(Collected data entries)
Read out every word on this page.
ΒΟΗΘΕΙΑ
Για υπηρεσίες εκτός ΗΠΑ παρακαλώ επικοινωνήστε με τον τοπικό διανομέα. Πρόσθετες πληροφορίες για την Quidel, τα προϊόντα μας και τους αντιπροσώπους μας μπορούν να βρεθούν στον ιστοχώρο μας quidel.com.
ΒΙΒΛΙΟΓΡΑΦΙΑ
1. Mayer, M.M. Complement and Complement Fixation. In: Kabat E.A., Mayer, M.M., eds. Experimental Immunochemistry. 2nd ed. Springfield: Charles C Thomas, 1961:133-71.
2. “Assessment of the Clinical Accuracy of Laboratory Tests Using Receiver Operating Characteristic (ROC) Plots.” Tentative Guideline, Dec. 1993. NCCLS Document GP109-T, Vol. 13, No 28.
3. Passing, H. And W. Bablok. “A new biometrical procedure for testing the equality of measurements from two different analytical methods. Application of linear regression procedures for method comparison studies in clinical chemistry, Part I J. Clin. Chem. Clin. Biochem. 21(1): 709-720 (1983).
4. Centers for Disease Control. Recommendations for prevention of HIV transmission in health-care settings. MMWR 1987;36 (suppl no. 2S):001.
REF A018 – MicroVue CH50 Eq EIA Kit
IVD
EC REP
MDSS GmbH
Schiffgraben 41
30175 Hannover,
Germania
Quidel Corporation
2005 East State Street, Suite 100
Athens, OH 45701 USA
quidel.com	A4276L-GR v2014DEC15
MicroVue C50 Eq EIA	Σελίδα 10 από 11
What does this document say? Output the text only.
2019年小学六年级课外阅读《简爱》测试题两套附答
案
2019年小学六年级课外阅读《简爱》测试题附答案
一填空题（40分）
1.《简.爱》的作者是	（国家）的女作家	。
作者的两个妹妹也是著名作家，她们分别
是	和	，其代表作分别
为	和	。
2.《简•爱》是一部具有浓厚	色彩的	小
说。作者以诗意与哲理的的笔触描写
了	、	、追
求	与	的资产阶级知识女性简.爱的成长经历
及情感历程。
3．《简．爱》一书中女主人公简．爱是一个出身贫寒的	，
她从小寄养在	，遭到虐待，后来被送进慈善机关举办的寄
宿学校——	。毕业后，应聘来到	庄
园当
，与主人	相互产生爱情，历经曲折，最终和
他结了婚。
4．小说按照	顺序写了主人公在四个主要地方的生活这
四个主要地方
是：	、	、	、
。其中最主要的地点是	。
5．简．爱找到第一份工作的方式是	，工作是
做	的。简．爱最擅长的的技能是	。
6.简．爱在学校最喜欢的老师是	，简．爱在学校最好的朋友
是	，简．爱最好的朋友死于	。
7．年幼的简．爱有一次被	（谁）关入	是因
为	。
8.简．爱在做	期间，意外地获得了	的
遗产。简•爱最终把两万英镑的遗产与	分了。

* **Set exercise**:
Return exactly the lines from the one containing "What does this" through the last line of the records above, both included, and nothing else.

* **Result**:
What does this document say? Output the text only.
2019年小学六年级课外阅读《简爱》测试题两套附答
案
2019年小学六年级课外阅读《简爱》测试题附答案
一填空题（40分）
1.《简.爱》的作者是	（国家）的女作家	。
作者的两个妹妹也是著名作家，她们分别
是	和	，其代表作分别
为	和	。
2.《简•爱》是一部具有浓厚	色彩的	小
说。作者以诗意与哲理的的笔触描写
了	、	、追
求	与	的资产阶级知识女性简.爱的成长经历
及情感历程。
3．《简．爱》一书中女主人公简．爱是一个出身贫寒的	，
她从小寄养在	，遭到虐待，后来被送进慈善机关举办的寄
宿学校——	。毕业后，应聘来到	庄
园当
，与主人	相互产生爱情，历经曲折，最终和
他结了婚。
4．小说按照	顺序写了主人公在四个主要地方的生活这
四个主要地方
是：	、	、	、
。其中最主要的地点是	。
5．简．爱找到第一份工作的方式是	，工作是
做	的。简．爱最擅长的的技能是	。
6.简．爱在学校最喜欢的老师是	，简．爱在学校最好的朋友
是	，简．爱最好的朋友死于	。
7．年幼的简．爱有一次被	（谁）关入	是因
为	。
8.简．爱在做	期间，意外地获得了	的
遗产。简•爱最终把两万英镑的遗产与	分了。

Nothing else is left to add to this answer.